▶ Given problem:
Look through the data below and return each line where "consultants" appears.
# start of Dataset records
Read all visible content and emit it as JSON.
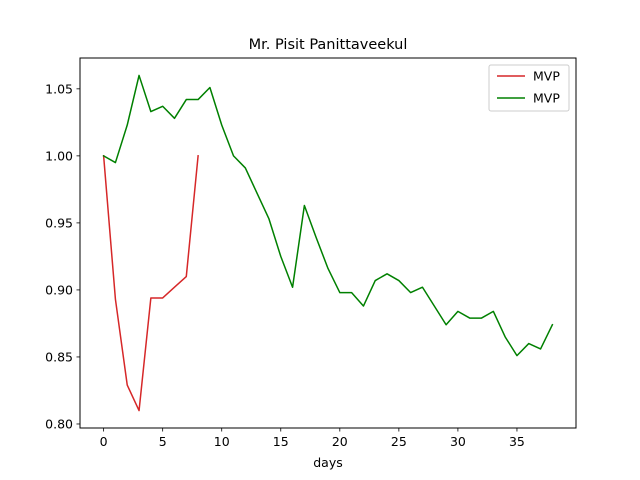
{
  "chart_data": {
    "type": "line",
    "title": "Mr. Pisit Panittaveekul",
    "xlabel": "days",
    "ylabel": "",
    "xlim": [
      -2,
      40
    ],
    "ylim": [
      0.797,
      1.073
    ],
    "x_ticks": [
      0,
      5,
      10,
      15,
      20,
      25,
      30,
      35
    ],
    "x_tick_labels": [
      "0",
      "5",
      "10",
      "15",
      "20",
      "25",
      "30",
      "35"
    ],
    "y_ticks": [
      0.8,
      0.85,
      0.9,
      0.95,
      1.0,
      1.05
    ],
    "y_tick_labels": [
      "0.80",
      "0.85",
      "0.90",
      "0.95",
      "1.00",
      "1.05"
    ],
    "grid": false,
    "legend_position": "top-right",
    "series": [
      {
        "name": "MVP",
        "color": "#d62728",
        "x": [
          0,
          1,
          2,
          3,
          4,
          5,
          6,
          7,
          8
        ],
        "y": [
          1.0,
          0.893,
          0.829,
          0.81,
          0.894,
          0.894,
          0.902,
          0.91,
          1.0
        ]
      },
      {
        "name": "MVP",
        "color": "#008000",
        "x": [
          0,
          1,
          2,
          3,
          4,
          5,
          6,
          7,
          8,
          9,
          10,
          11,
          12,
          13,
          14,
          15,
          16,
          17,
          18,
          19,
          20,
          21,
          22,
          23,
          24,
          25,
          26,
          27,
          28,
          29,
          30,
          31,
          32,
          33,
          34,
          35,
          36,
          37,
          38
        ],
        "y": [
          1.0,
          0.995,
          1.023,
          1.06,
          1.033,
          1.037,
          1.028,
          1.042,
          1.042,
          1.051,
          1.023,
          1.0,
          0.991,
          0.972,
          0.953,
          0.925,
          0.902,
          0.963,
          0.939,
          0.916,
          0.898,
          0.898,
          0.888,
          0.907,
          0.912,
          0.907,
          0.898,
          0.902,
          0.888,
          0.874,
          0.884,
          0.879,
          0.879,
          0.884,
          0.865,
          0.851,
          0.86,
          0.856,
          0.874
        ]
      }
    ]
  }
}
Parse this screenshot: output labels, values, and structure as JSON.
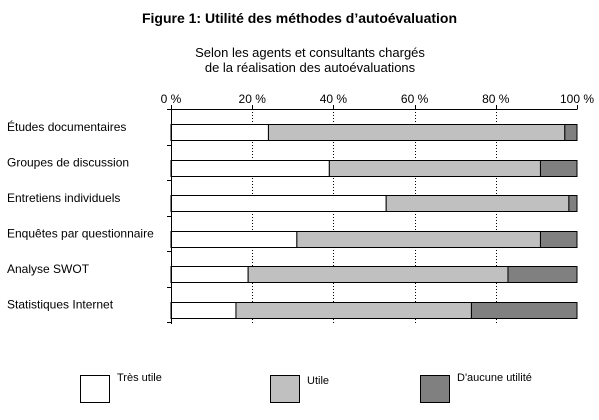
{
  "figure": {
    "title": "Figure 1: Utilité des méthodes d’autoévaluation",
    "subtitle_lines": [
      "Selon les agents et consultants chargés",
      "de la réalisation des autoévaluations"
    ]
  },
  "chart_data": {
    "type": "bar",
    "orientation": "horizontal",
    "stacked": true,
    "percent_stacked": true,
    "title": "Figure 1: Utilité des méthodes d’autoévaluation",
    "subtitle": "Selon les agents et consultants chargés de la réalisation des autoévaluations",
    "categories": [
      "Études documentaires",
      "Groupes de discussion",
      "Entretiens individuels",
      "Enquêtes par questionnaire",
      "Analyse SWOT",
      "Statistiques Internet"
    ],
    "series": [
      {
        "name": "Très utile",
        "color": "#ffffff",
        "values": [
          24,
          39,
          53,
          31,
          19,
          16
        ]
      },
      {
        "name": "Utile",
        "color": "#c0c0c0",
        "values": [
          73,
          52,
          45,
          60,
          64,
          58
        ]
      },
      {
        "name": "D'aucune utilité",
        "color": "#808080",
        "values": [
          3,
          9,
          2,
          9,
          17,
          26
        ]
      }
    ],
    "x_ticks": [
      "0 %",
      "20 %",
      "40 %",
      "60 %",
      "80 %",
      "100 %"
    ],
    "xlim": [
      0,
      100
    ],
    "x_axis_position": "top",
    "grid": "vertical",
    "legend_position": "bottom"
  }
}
# end of Dataset records
# start of Dataset records
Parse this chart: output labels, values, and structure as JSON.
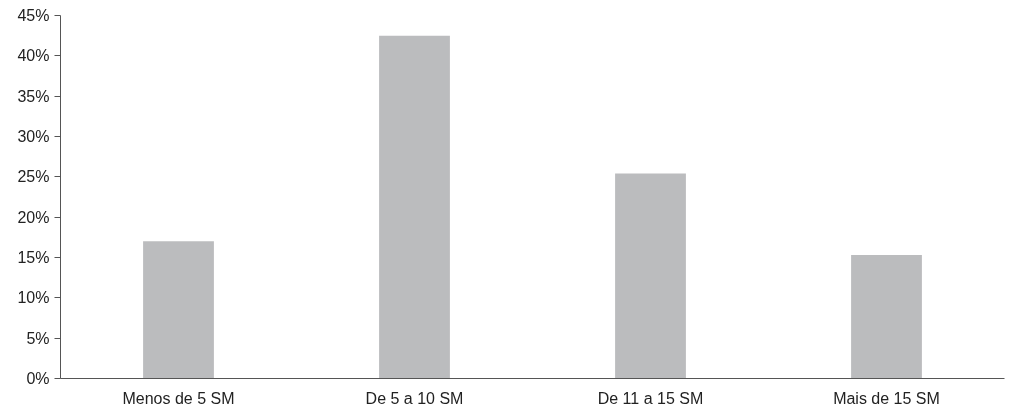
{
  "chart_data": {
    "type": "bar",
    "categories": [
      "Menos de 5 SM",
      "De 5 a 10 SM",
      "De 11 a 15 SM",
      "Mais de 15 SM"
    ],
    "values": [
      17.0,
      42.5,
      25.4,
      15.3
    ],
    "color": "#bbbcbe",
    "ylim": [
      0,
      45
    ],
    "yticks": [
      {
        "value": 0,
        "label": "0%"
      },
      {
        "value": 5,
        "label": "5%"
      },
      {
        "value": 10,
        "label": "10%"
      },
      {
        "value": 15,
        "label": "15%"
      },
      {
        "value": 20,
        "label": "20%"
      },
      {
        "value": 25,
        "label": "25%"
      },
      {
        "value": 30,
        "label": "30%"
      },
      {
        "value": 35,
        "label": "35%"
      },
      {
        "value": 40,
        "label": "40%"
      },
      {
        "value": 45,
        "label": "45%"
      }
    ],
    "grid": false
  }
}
# end of Dataset records
▶ Task solution:
      "Selon les agents et consultants chargés",
    "subtitle": "Selon les agents et consultants chargés de la réalisation des autoévaluations",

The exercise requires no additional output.